[Entries taken from a collection]
[start]
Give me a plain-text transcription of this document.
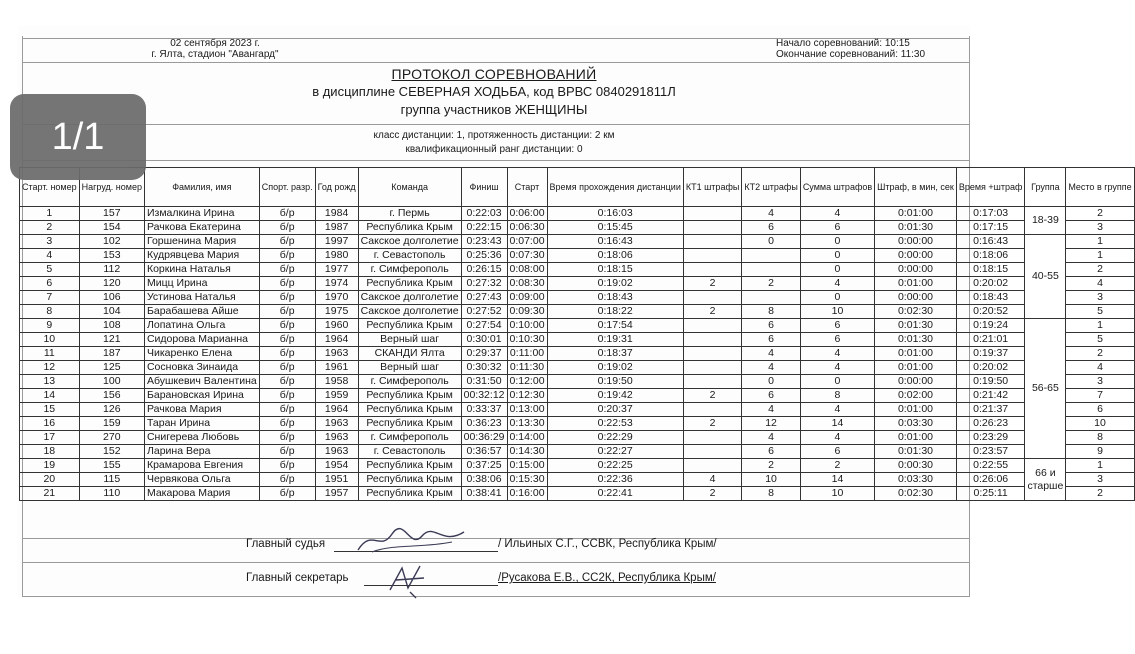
02 сентября 2023 г.
г. Ялта, стадион "Авангард"
Начало соревнований: 10:15
Окончание соревнований: 11:30
ПРОТОКОЛ СОРЕВНОВАНИЙ
в дисциплине СЕВЕРНАЯ ХОДЬБА, код ВРВС 0840291811Л
группа участников ЖЕНЩИНЫ
класс дистанции: 1, протяженность дистанции: 2 км
квалификационный ранг дистанции: 0
Старт. номер	Нагруд. номер	Фамилия, имя	Спорт. разр.	Год рожд	Команда	Финиш	Старт	Время прохождения дистанции	КТ1 штрафы	КТ2 штрафы	Сумма штрафов	Штраф, в мин, сек	Время +штраф	Группа	Место в группе
1	157	Измалкина Ирина	б/р	1984	г. Пермь	0:22:03	0:06:00	0:16:03		4	4	0:01:00	0:17:03	18-39	2
2	154	Рачкова Екатерина	б/р	1987	Республика Крым	0:22:15	0:06:30	0:15:45		6	6	0:01:30	0:17:15		3
3	102	Горшенина Мария	б/р	1997	Сакское долголетие	0:23:43	0:07:00	0:16:43		0	0	0:00:00	0:16:43	40-55	1
4	153	Кудрявцева Мария	б/р	1980	г. Севастополь	0:25:36	0:07:30	0:18:06			0	0:00:00	0:18:06		1
5	112	Коркина Наталья	б/р	1977	г. Симферополь	0:26:15	0:08:00	0:18:15			0	0:00:00	0:18:15		2
6	120	Мицц Ирина	б/р	1974	Республика Крым	0:27:32	0:08:30	0:19:02	2	2	4	0:01:00	0:20:02		4
7	106	Устинова Наталья	б/р	1970	Сакское долголетие	0:27:43	0:09:00	0:18:43			0	0:00:00	0:18:43		3
8	104	Барабашева Айше	б/р	1975	Сакское долголетие	0:27:52	0:09:30	0:18:22	2	8	10	0:02:30	0:20:52		5
9	108	Лопатина Ольга	б/р	1960	Республика Крым	0:27:54	0:10:00	0:17:54		6	6	0:01:30	0:19:24	56-65	1
10	121	Сидорова Марианна	б/р	1964	Верный шаг	0:30:01	0:10:30	0:19:31		6	6	0:01:30	0:21:01		5
11	187	Чикаренко Елена	б/р	1963	СКАНДИ Ялта	0:29:37	0:11:00	0:18:37		4	4	0:01:00	0:19:37		2
12	125	Сосновка Зинаида	б/р	1961	Верный шаг	0:30:32	0:11:30	0:19:02		4	4	0:01:00	0:20:02		4
13	100	Абушкевич Валентина	б/р	1958	г. Симферополь	0:31:50	0:12:00	0:19:50		0	0	0:00:00	0:19:50		3
14	156	Барановская Ирина	б/р	1959	Республика Крым	00:32:12	0:12:30	0:19:42	2	6	8	0:02:00	0:21:42		7
15	126	Рачкова Мария	б/р	1964	Республика Крым	0:33:37	0:13:00	0:20:37		4	4	0:01:00	0:21:37		6
16	159	Таран Ирина	б/р	1963	Республика Крым	0:36:23	0:13:30	0:22:53	2	12	14	0:03:30	0:26:23		10
17	270	Снигерева Любовь	б/р	1963	г. Симферополь	00:36:29	0:14:00	0:22:29		4	4	0:01:00	0:23:29		8
18	152	Ларина Вера	б/р	1963	г. Севастополь	0:36:57	0:14:30	0:22:27		6	6	0:01:30	0:23:57		9
19	155	Крамарова Евгения	б/р	1954	Республика Крым	0:37:25	0:15:00	0:22:25		2	2	0:00:30	0:22:55	66 и старше	1
20	115	Червякова Ольга	б/р	1951	Республика Крым	0:38:06	0:15:30	0:22:36	4	10	14	0:03:30	0:26:06		3
21	110	Макарова Мария	б/р	1957	Республика Крым	0:38:41	0:16:00	0:22:41	2	8	10	0:02:30	0:25:11		2
Главный судья	/ Ильиных С.Г., ССВК, Республика Крым/
Главный секретарь	/Русакова Е.В., СС2К, Республика Крым/
1/1
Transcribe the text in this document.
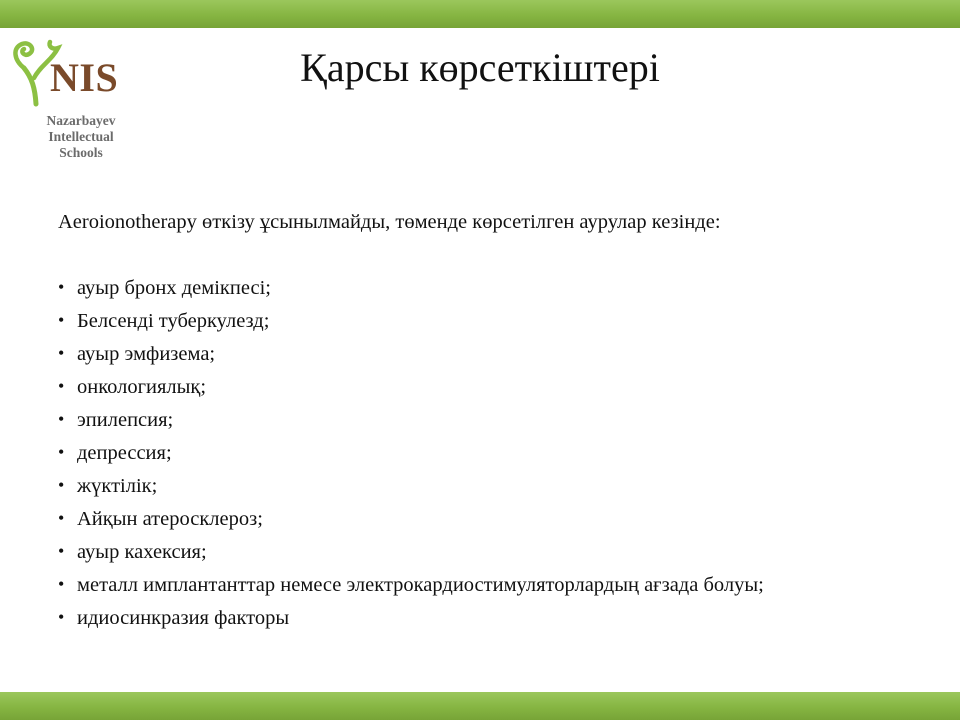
NIS
Nazarbayev
Intellectual
Schools
Қарсы көрсеткіштері
Aeroionotherapy өткізу ұсынылмайды, төменде көрсетілген аурулар кезінде:
• ауыр бронх демікпесі;
• Белсенді туберкулезд;
• ауыр эмфизема;
• онкологиялық;
• эпилепсия;
• депрессия;
• жүктілік;
• Айқын атеросклероз;
• ауыр кахексия;
• металл имплантанттар немесе электрокардиостимуляторлардың ағзада болуы;
• идиосинкразия факторы
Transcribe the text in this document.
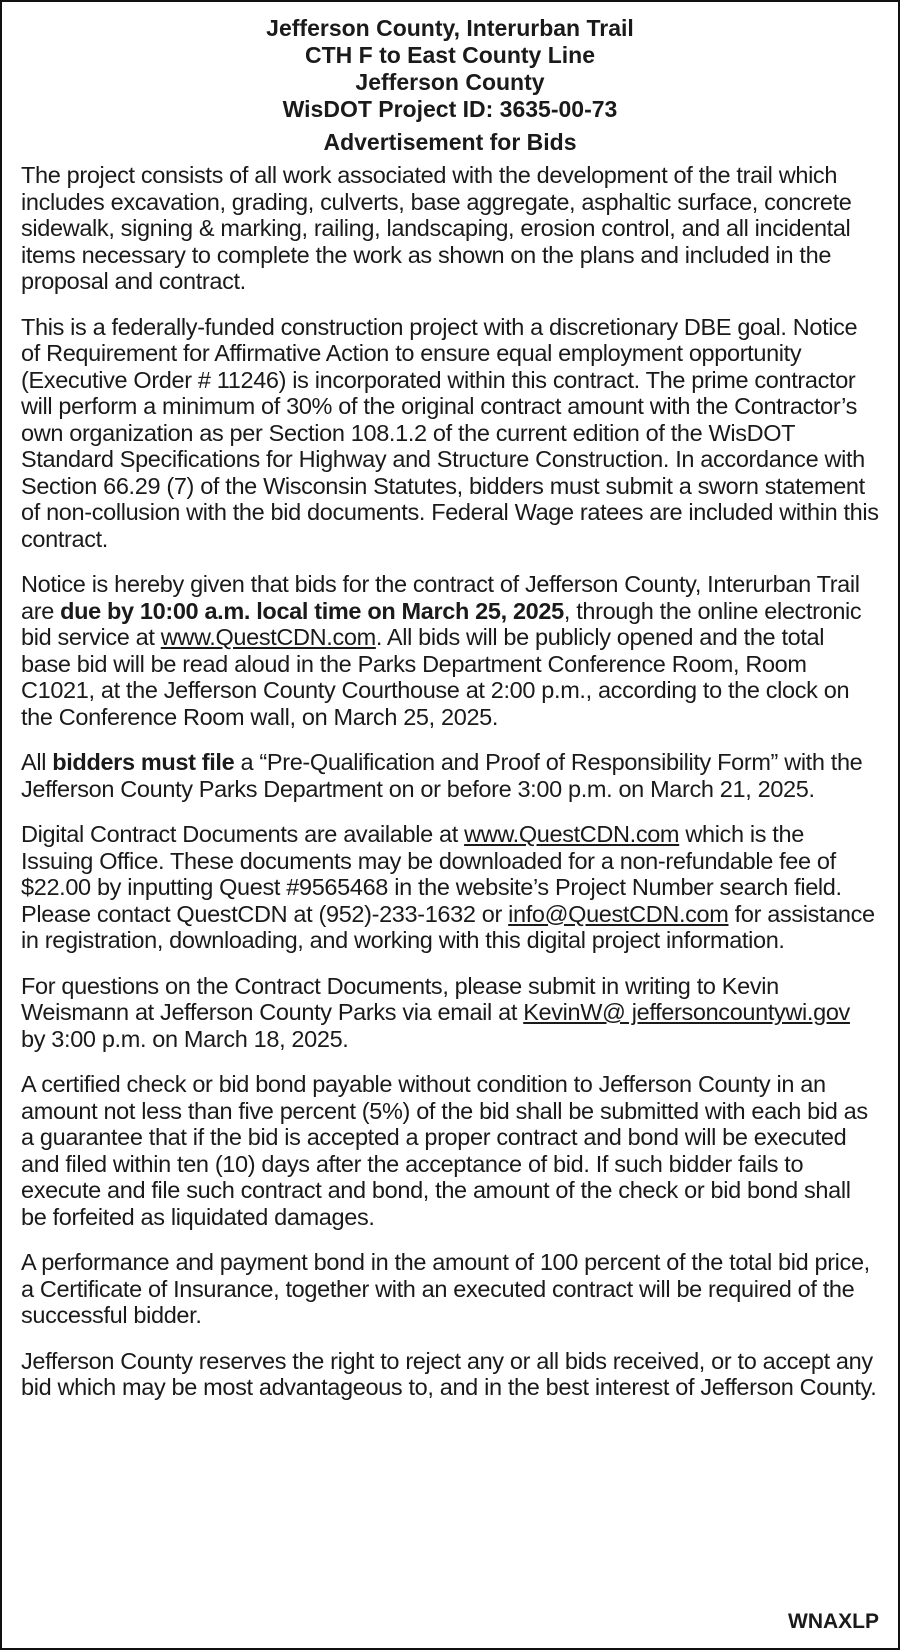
Jefferson County, Interurban Trail
CTH F to East County Line
Jefferson County
WisDOT Project ID: 3635-00-73
Advertisement for Bids

The project consists of all work associated with the development of the trail which includes excavation, grading, culverts, base aggregate, asphaltic surface, concrete sidewalk, signing & marking, railing, landscaping, erosion control, and all incidental items necessary to complete the work as shown on the plans and included in the proposal and contract.

This is a federally-funded construction project with a discretionary DBE goal. Notice of Requirement for Affirmative Action to ensure equal employment opportunity (Executive Order # 11246) is incorporated within this contract. The prime contractor will perform a minimum of 30% of the original contract amount with the Contractor’s own organization as per Section 108.1.2 of the current edition of the WisDOT Standard Specifications for Highway and Structure Construction. In accordance with Section 66.29 (7) of the Wisconsin Statutes, bidders must submit a sworn statement of non-collusion with the bid documents. Federal Wage ratees are included within this contract.

Notice is hereby given that bids for the contract of Jefferson County, Interurban Trail are due by 10:00 a.m. local time on March 25, 2025, through the online electronic bid service at www.QuestCDN.com. All bids will be publicly opened and the total base bid will be read aloud in the Parks Department Conference Room, Room C1021, at the Jefferson County Courthouse at 2:00 p.m., according to the clock on the Conference Room wall, on March 25, 2025.

All bidders must file a “Pre-Qualification and Proof of Responsibility Form” with the Jefferson County Parks Department on or before 3:00 p.m. on March 21, 2025.

Digital Contract Documents are available at www.QuestCDN.com which is the Issuing Office. These documents may be downloaded for a non-refundable fee of $22.00 by inputting Quest #9565468 in the website’s Project Number search field. Please contact QuestCDN at (952)-233-1632 or info@QuestCDN.com for assistance in registration, downloading, and working with this digital project information.

For questions on the Contract Documents, please submit in writing to Kevin Weismann at Jefferson County Parks via email at KevinW@ jeffersoncountywi.gov by 3:00 p.m. on March 18, 2025.

A certified check or bid bond payable without condition to Jefferson County in an amount not less than five percent (5%) of the bid shall be submitted with each bid as a guarantee that if the bid is accepted a proper contract and bond will be executed and filed within ten (10) days after the acceptance of bid. If such bidder fails to execute and file such contract and bond, the amount of the check or bid bond shall be forfeited as liquidated damages.

A performance and payment bond in the amount of 100 percent of the total bid price, a Certificate of Insurance, together with an executed contract will be required of the successful bidder.

Jefferson County reserves the right to reject any or all bids received, or to accept any bid which may be most advantageous to, and in the best interest of Jefferson County.

WNAXLP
[end]
Output all the records, word for word, with no pictures in the copy.

Give me a plain-text transcription of this document.
02 сентября 2023 г.
г. Ялта, стадион "Авангард"
Начало соревнований: 10:15
Окончание соревнований: 11:30
ПРОТОКОЛ СОРЕВНОВАНИЙ
в дисциплине СЕВЕРНАЯ ХОДЬБА, код ВРВС 0840291811Л
группа участников ЖЕНЩИНЫ
класс дистанции: 1, протяженность дистанции: 2 км
квалификационный ранг дистанции: 0
Старт. номер	Нагруд. номер	Фамилия, имя	Спорт. разр.	Год рожд	Команда	Финиш	Старт	Время прохождения дистанции	КТ1 штрафы	КТ2 штрафы	Сумма штрафов	Штраф, в мин, сек	Время +штраф	Группа	Место в группе
1	157	Измалкина Ирина	б/р	1984	г. Пермь	0:22:03	0:06:00	0:16:03		4	4	0:01:00	0:17:03	18-39	2
2	154	Рачкова Екатерина	б/р	1987	Республика Крым	0:22:15	0:06:30	0:15:45		6	6	0:01:30	0:17:15		3
3	102	Горшенина Мария	б/р	1997	Сакское долголетие	0:23:43	0:07:00	0:16:43		0	0	0:00:00	0:16:43	40-55	1
4	153	Кудрявцева Мария	б/р	1980	г. Севастополь	0:25:36	0:07:30	0:18:06			0	0:00:00	0:18:06		1
5	112	Коркина Наталья	б/р	1977	г. Симферополь	0:26:15	0:08:00	0:18:15			0	0:00:00	0:18:15		2
6	120	Мицц Ирина	б/р	1974	Республика Крым	0:27:32	0:08:30	0:19:02	2	2	4	0:01:00	0:20:02		4
7	106	Устинова Наталья	б/р	1970	Сакское долголетие	0:27:43	0:09:00	0:18:43			0	0:00:00	0:18:43		3
8	104	Барабашева Айше	б/р	1975	Сакское долголетие	0:27:52	0:09:30	0:18:22	2	8	10	0:02:30	0:20:52		5
9	108	Лопатина Ольга	б/р	1960	Республика Крым	0:27:54	0:10:00	0:17:54		6	6	0:01:30	0:19:24	56-65	1
10	121	Сидорова Марианна	б/р	1964	Верный шаг	0:30:01	0:10:30	0:19:31		6	6	0:01:30	0:21:01		5
11	187	Чикаренко Елена	б/р	1963	СКАНДИ Ялта	0:29:37	0:11:00	0:18:37		4	4	0:01:00	0:19:37		2
12	125	Сосновка Зинаида	б/р	1961	Верный шаг	0:30:32	0:11:30	0:19:02		4	4	0:01:00	0:20:02		4
13	100	Абушкевич Валентина	б/р	1958	г. Симферополь	0:31:50	0:12:00	0:19:50		0	0	0:00:00	0:19:50		3
14	156	Барановская Ирина	б/р	1959	Республика Крым	00:32:12	0:12:30	0:19:42	2	6	8	0:02:00	0:21:42		7
15	126	Рачкова Мария	б/р	1964	Республика Крым	0:33:37	0:13:00	0:20:37		4	4	0:01:00	0:21:37		6
16	159	Таран Ирина	б/р	1963	Республика Крым	0:36:23	0:13:30	0:22:53	2	12	14	0:03:30	0:26:23		10
17	270	Снигерева Любовь	б/р	1963	г. Симферополь	00:36:29	0:14:00	0:22:29		4	4	0:01:00	0:23:29		8
18	152	Ларина Вера	б/р	1963	г. Севастополь	0:36:57	0:14:30	0:22:27		6	6	0:01:30	0:23:57		9
19	155	Крамарова Евгения	б/р	1954	Республика Крым	0:37:25	0:15:00	0:22:25		2	2	0:00:30	0:22:55	66 и старше	1
20	115	Червякова Ольга	б/р	1951	Республика Крым	0:38:06	0:15:30	0:22:36	4	10	14	0:03:30	0:26:06		3
21	110	Макарова Мария	б/р	1957	Республика Крым	0:38:41	0:16:00	0:22:41	2	8	10	0:02:30	0:25:11		2
Главный судья	/ Ильиных С.Г., ССВК, Республика Крым/
Главный секретарь	/Русакова Е.В., СС2К, Республика Крым/
1/1
Transcribe the text in this document.
NIS
Nazarbayev
Intellectual
Schools
Қарсы көрсеткіштері
Aeroionotherapy өткізу ұсынылмайды, төменде көрсетілген аурулар кезінде:
• ауыр бронх демікпесі;
• Белсенді туберкулезд;
• ауыр эмфизема;
• онкологиялық;
• эпилепсия;
• депрессия;
• жүктілік;
• Айқын атеросклероз;
• ауыр кахексия;
• металл имплантанттар немесе электрокардиостимуляторлардың ағзада болуы;
• идиосинкразия факторы
Transcribe the text in this document.
Jefferson County, Interurban Trail
CTH F to East County Line
Jefferson County
WisDOT Project ID: 3635-00-73
Advertisement for Bids

The project consists of all work associated with the development of the trail which includes excavation, grading, culverts, base aggregate, asphaltic surface, concrete sidewalk, signing & marking, railing, landscaping, erosion control, and all incidental items necessary to complete the work as shown on the plans and included in the proposal and contract.

This is a federally-funded construction project with a discretionary DBE goal. Notice of Requirement for Affirmative Action to ensure equal employment opportunity (Executive Order # 11246) is incorporated within this contract. The prime contractor will perform a minimum of 30% of the original contract amount with the Contractor’s own organization as per Section 108.1.2 of the current edition of the WisDOT Standard Specifications for Highway and Structure Construction. In accordance with Section 66.29 (7) of the Wisconsin Statutes, bidders must submit a sworn statement of non-collusion with the bid documents. Federal Wage ratees are included within this contract.

Notice is hereby given that bids for the contract of Jefferson County, Interurban Trail are due by 10:00 a.m. local time on March 25, 2025, through the online electronic bid service at www.QuestCDN.com. All bids will be publicly opened and the total base bid will be read aloud in the Parks Department Conference Room, Room C1021, at the Jefferson County Courthouse at 2:00 p.m., according to the clock on the Conference Room wall, on March 25, 2025.

All bidders must file a “Pre-Qualification and Proof of Responsibility Form” with the Jefferson County Parks Department on or before 3:00 p.m. on March 21, 2025.

Digital Contract Documents are available at www.QuestCDN.com which is the Issuing Office. These documents may be downloaded for a non-refundable fee of $22.00 by inputting Quest #9565468 in the website’s Project Number search field. Please contact QuestCDN at (952)-233-1632 or info@QuestCDN.com for assistance in registration, downloading, and working with this digital project information.

For questions on the Contract Documents, please submit in writing to Kevin Weismann at Jefferson County Parks via email at KevinW@ jeffersoncountywi.gov by 3:00 p.m. on March 18, 2025.

A certified check or bid bond payable without condition to Jefferson County in an amount not less than five percent (5%) of the bid shall be submitted with each bid as a guarantee that if the bid is accepted a proper contract and bond will be executed and filed within ten (10) days after the acceptance of bid. If such bidder fails to execute and file such contract and bond, the amount of the check or bid bond shall be forfeited as liquidated damages.

A performance and payment bond in the amount of 100 percent of the total bid price, a Certificate of Insurance, together with an executed contract will be required of the successful bidder.

Jefferson County reserves the right to reject any or all bids received, or to accept any bid which may be most advantageous to, and in the best interest of Jefferson County.

WNAXLP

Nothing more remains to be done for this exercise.